### AIM OF THE EXERCISE
Copy out the data below verbatim.

━━ SUPPLIED MATERIAL

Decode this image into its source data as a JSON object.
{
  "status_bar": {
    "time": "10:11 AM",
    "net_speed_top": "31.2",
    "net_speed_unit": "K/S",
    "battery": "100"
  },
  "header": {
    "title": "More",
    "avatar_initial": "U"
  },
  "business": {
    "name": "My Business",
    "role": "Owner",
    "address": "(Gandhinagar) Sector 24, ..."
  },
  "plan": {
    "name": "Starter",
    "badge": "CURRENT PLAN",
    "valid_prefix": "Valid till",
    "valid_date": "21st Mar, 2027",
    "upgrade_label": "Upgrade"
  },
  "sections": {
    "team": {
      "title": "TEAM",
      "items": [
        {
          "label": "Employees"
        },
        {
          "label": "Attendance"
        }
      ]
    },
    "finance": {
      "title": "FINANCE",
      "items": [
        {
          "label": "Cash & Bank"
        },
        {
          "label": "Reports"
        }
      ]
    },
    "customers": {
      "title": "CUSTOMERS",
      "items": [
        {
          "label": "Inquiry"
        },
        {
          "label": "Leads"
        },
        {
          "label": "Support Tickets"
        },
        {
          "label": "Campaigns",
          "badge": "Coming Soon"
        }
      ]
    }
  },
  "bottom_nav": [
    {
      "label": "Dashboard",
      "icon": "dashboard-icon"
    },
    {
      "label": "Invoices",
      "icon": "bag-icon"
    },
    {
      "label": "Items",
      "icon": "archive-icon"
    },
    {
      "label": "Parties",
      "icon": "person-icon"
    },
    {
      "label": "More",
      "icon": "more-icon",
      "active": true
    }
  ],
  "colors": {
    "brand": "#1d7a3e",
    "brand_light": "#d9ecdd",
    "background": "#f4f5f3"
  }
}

━━━━

### FINISHED ANSWER
Decode this image into its source data as a JSON object.
{
  "status_bar": {
    "time": "10:11 AM",
    "net_speed_top": "31.2",
    "net_speed_unit": "K/S",
    "battery": "100"
  },
  "header": {
    "title": "More",
    "avatar_initial": "U"
  },
  "business": {
    "name": "My Business",
    "role": "Owner",
    "address": "(Gandhinagar) Sector 24, ..."
  },
  "plan": {
    "name": "Starter",
    "badge": "CURRENT PLAN",
    "valid_prefix": "Valid till",
    "valid_date": "21st Mar, 2027",
    "upgrade_label": "Upgrade"
  },
  "sections": {
    "team": {
      "title": "TEAM",
      "items": [
        {
          "label": "Employees"
        },
        {
          "label": "Attendance"
        }
      ]
    },
    "finance": {
      "title": "FINANCE",
      "items": [
        {
          "label": "Cash & Bank"
        },
        {
          "label": "Reports"
        }
      ]
    },
    "customers": {
      "title": "CUSTOMERS",
      "items": [
        {
          "label": "Inquiry"
        },
        {
          "label": "Leads"
        },
        {
          "label": "Support Tickets"
        },
        {
          "label": "Campaigns",
          "badge": "Coming Soon"
        }
      ]
    }
  },
  "bottom_nav": [
    {
      "label": "Dashboard",
      "icon": "dashboard-icon"
    },
    {
      "label": "Invoices",
      "icon": "bag-icon"
    },
    {
      "label": "Items",
      "icon": "archive-icon"
    },
    {
      "label": "Parties",
      "icon": "person-icon"
    },
    {
      "label": "More",
      "icon": "more-icon",
      "active": true
    }
  ],
  "colors": {
    "brand": "#1d7a3e",
    "brand_light": "#d9ecdd",
    "background": "#f4f5f3"
  }
}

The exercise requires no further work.